[start]

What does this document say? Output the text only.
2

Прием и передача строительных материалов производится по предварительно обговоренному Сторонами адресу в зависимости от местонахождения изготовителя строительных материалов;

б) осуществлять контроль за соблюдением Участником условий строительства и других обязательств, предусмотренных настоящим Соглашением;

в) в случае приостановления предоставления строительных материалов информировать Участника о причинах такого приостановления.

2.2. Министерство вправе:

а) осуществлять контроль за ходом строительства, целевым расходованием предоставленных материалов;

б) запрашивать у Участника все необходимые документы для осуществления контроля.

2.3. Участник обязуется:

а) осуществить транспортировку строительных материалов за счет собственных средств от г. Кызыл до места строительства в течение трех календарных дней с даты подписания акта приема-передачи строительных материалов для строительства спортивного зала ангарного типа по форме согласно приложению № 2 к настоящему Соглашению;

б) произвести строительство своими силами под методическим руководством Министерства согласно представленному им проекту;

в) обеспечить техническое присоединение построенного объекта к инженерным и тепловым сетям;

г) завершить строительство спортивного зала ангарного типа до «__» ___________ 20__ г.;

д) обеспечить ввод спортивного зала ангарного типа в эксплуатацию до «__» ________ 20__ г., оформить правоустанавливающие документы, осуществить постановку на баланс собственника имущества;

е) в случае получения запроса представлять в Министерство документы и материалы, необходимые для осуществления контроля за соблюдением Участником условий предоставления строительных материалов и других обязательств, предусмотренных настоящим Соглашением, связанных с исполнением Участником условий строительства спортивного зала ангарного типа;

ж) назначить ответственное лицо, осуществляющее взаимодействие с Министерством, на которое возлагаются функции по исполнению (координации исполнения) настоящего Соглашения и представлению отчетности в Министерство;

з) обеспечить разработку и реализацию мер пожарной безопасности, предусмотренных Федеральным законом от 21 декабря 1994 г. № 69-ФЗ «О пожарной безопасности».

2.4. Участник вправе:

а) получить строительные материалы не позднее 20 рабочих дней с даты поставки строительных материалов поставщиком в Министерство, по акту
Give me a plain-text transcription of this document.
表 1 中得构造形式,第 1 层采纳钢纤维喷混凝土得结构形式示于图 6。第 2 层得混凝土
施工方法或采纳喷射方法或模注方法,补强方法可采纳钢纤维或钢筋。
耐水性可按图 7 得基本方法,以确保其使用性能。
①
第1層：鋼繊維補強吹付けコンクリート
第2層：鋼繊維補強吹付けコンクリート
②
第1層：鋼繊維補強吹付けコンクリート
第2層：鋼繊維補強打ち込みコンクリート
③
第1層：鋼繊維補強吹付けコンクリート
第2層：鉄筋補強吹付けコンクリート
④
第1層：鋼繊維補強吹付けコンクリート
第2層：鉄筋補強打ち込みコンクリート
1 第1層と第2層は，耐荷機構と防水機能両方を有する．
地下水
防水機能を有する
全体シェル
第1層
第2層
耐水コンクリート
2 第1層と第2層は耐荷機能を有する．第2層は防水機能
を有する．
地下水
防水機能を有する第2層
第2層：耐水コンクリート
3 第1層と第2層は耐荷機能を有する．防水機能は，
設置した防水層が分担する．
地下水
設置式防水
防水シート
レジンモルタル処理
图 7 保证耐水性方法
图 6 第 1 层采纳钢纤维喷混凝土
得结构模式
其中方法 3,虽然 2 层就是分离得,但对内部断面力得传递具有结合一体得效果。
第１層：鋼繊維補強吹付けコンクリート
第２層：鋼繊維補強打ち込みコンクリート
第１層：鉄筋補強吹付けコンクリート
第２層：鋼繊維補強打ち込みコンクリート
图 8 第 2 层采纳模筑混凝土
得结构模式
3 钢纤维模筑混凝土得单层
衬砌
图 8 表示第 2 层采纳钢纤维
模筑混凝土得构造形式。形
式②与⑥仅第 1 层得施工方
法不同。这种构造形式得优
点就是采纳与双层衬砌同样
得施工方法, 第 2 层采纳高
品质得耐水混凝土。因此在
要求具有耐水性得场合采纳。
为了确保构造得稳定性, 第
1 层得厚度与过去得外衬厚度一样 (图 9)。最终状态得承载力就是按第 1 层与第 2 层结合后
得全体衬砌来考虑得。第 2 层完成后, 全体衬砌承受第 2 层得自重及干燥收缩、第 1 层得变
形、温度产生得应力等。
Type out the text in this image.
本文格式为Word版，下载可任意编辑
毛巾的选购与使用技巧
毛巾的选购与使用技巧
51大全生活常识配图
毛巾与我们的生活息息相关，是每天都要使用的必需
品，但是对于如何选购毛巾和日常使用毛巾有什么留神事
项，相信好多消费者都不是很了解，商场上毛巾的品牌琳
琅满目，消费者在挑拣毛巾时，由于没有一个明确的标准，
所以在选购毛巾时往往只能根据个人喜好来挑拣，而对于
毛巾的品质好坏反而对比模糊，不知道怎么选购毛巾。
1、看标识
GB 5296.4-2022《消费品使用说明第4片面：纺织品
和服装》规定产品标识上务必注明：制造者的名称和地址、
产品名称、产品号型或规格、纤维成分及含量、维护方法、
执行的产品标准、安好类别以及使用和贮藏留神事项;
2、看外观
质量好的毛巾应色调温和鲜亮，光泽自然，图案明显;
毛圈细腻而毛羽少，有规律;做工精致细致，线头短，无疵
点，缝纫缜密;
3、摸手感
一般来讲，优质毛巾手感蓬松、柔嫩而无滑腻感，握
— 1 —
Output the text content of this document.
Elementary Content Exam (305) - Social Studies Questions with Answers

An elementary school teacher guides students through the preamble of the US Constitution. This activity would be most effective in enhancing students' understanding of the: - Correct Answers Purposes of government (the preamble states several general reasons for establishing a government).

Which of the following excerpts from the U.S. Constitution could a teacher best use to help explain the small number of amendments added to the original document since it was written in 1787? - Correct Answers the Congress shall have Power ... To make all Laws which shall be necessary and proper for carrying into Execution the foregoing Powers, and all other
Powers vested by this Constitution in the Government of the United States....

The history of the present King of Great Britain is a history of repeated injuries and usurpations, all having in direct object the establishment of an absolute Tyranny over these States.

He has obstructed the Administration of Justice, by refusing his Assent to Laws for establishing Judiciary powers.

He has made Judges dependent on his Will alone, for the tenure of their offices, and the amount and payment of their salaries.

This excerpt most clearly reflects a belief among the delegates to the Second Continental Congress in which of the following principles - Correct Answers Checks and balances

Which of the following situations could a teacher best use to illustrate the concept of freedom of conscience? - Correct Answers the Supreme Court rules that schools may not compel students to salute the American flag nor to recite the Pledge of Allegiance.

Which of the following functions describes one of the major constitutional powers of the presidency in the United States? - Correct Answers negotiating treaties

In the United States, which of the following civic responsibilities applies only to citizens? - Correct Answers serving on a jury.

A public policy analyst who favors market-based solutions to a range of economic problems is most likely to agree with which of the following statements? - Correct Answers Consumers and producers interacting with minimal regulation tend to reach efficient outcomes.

[end]

» Written task
Copy out each record from above, exactly.

» Answer to the exercise
What does this document say? Output the text only.
2

Прием и передача строительных материалов производится по предварительно обговоренному Сторонами адресу в зависимости от местонахождения изготовителя строительных материалов;

б) осуществлять контроль за соблюдением Участником условий строительства и других обязательств, предусмотренных настоящим Соглашением;

в) в случае приостановления предоставления строительных материалов информировать Участника о причинах такого приостановления.

2.2. Министерство вправе:

а) осуществлять контроль за ходом строительства, целевым расходованием предоставленных материалов;

б) запрашивать у Участника все необходимые документы для осуществления контроля.

2.3. Участник обязуется:

а) осуществить транспортировку строительных материалов за счет собственных средств от г. Кызыл до места строительства в течение трех календарных дней с даты подписания акта приема-передачи строительных материалов для строительства спортивного зала ангарного типа по форме согласно приложению № 2 к настоящему Соглашению;

б) произвести строительство своими силами под методическим руководством Министерства согласно представленному им проекту;

в) обеспечить техническое присоединение построенного объекта к инженерным и тепловым сетям;

г) завершить строительство спортивного зала ангарного типа до «__» ___________ 20__ г.;

д) обеспечить ввод спортивного зала ангарного типа в эксплуатацию до «__» ________ 20__ г., оформить правоустанавливающие документы, осуществить постановку на баланс собственника имущества;

е) в случае получения запроса представлять в Министерство документы и материалы, необходимые для осуществления контроля за соблюдением Участником условий предоставления строительных материалов и других обязательств, предусмотренных настоящим Соглашением, связанных с исполнением Участником условий строительства спортивного зала ангарного типа;

ж) назначить ответственное лицо, осуществляющее взаимодействие с Министерством, на которое возлагаются функции по исполнению (координации исполнения) настоящего Соглашения и представлению отчетности в Министерство;

з) обеспечить разработку и реализацию мер пожарной безопасности, предусмотренных Федеральным законом от 21 декабря 1994 г. № 69-ФЗ «О пожарной безопасности».

2.4. Участник вправе:

а) получить строительные материалы не позднее 20 рабочих дней с даты поставки строительных материалов поставщиком в Министерство, по акту
Give me a plain-text transcription of this document.
表 1 中得构造形式,第 1 层采纳钢纤维喷混凝土得结构形式示于图 6。第 2 层得混凝土
施工方法或采纳喷射方法或模注方法,补强方法可采纳钢纤维或钢筋。
耐水性可按图 7 得基本方法,以确保其使用性能。
①
第1層：鋼繊維補強吹付けコンクリート
第2層：鋼繊維補強吹付けコンクリート
②
第1層：鋼繊維補強吹付けコンクリート
第2層：鋼繊維補強打ち込みコンクリート
③
第1層：鋼繊維補強吹付けコンクリート
第2層：鉄筋補強吹付けコンクリート
④
第1層：鋼繊維補強吹付けコンクリート
第2層：鉄筋補強打ち込みコンクリート
1 第1層と第2層は，耐荷機構と防水機能両方を有する．
地下水
防水機能を有する
全体シェル
第1層
第2層
耐水コンクリート
2 第1層と第2層は耐荷機能を有する．第2層は防水機能
を有する．
地下水
防水機能を有する第2層
第2層：耐水コンクリート
3 第1層と第2層は耐荷機能を有する．防水機能は，
設置した防水層が分担する．
地下水
設置式防水
防水シート
レジンモルタル処理
图 7 保证耐水性方法
图 6 第 1 层采纳钢纤维喷混凝土
得结构模式
其中方法 3,虽然 2 层就是分离得,但对内部断面力得传递具有结合一体得效果。
第１層：鋼繊維補強吹付けコンクリート
第２層：鋼繊維補強打ち込みコンクリート
第１層：鉄筋補強吹付けコンクリート
第２層：鋼繊維補強打ち込みコンクリート
图 8 第 2 层采纳模筑混凝土
得结构模式
3 钢纤维模筑混凝土得单层
衬砌
图 8 表示第 2 层采纳钢纤维
模筑混凝土得构造形式。形
式②与⑥仅第 1 层得施工方
法不同。这种构造形式得优
点就是采纳与双层衬砌同样
得施工方法, 第 2 层采纳高
品质得耐水混凝土。因此在
要求具有耐水性得场合采纳。
为了确保构造得稳定性, 第
1 层得厚度与过去得外衬厚度一样 (图 9)。最终状态得承载力就是按第 1 层与第 2 层结合后
得全体衬砌来考虑得。第 2 层完成后, 全体衬砌承受第 2 层得自重及干燥收缩、第 1 层得变
形、温度产生得应力等。
Type out the text in this image.
本文格式为Word版，下载可任意编辑
毛巾的选购与使用技巧
毛巾的选购与使用技巧
51大全生活常识配图
毛巾与我们的生活息息相关，是每天都要使用的必需
品，但是对于如何选购毛巾和日常使用毛巾有什么留神事
项，相信好多消费者都不是很了解，商场上毛巾的品牌琳
琅满目，消费者在挑拣毛巾时，由于没有一个明确的标准，
所以在选购毛巾时往往只能根据个人喜好来挑拣，而对于
毛巾的品质好坏反而对比模糊，不知道怎么选购毛巾。
1、看标识
GB 5296.4-2022《消费品使用说明第4片面：纺织品
和服装》规定产品标识上务必注明：制造者的名称和地址、
产品名称、产品号型或规格、纤维成分及含量、维护方法、
执行的产品标准、安好类别以及使用和贮藏留神事项;
2、看外观
质量好的毛巾应色调温和鲜亮，光泽自然，图案明显;
毛圈细腻而毛羽少，有规律;做工精致细致，线头短，无疵
点，缝纫缜密;
3、摸手感
一般来讲，优质毛巾手感蓬松、柔嫩而无滑腻感，握
— 1 —
Output the text content of this document.
Elementary Content Exam (305) - Social Studies Questions with Answers

An elementary school teacher guides students through the preamble of the US Constitution. This activity would be most effective in enhancing students' understanding of the: - Correct Answers Purposes of government (the preamble states several general reasons for establishing a government).

Which of the following excerpts from the U.S. Constitution could a teacher best use to help explain the small number of amendments added to the original document since it was written in 1787? - Correct Answers the Congress shall have Power ... To make all Laws which shall be necessary and proper for carrying into Execution the foregoing Powers, and all other
Powers vested by this Constitution in the Government of the United States....

The history of the present King of Great Britain is a history of repeated injuries and usurpations, all having in direct object the establishment of an absolute Tyranny over these States.

He has obstructed the Administration of Justice, by refusing his Assent to Laws for establishing Judiciary powers.

He has made Judges dependent on his Will alone, for the tenure of their offices, and the amount and payment of their salaries.

This excerpt most clearly reflects a belief among the delegates to the Second Continental Congress in which of the following principles - Correct Answers Checks and balances

Which of the following situations could a teacher best use to illustrate the concept of freedom of conscience? - Correct Answers the Supreme Court rules that schools may not compel students to salute the American flag nor to recite the Pledge of Allegiance.

Which of the following functions describes one of the major constitutional powers of the presidency in the United States? - Correct Answers negotiating treaties

In the United States, which of the following civic responsibilities applies only to citizens? - Correct Answers serving on a jury.

A public policy analyst who favors market-based solutions to a range of economic problems is most likely to agree with which of the following statements? - Correct Answers Consumers and producers interacting with minimal regulation tend to reach efficient outcomes.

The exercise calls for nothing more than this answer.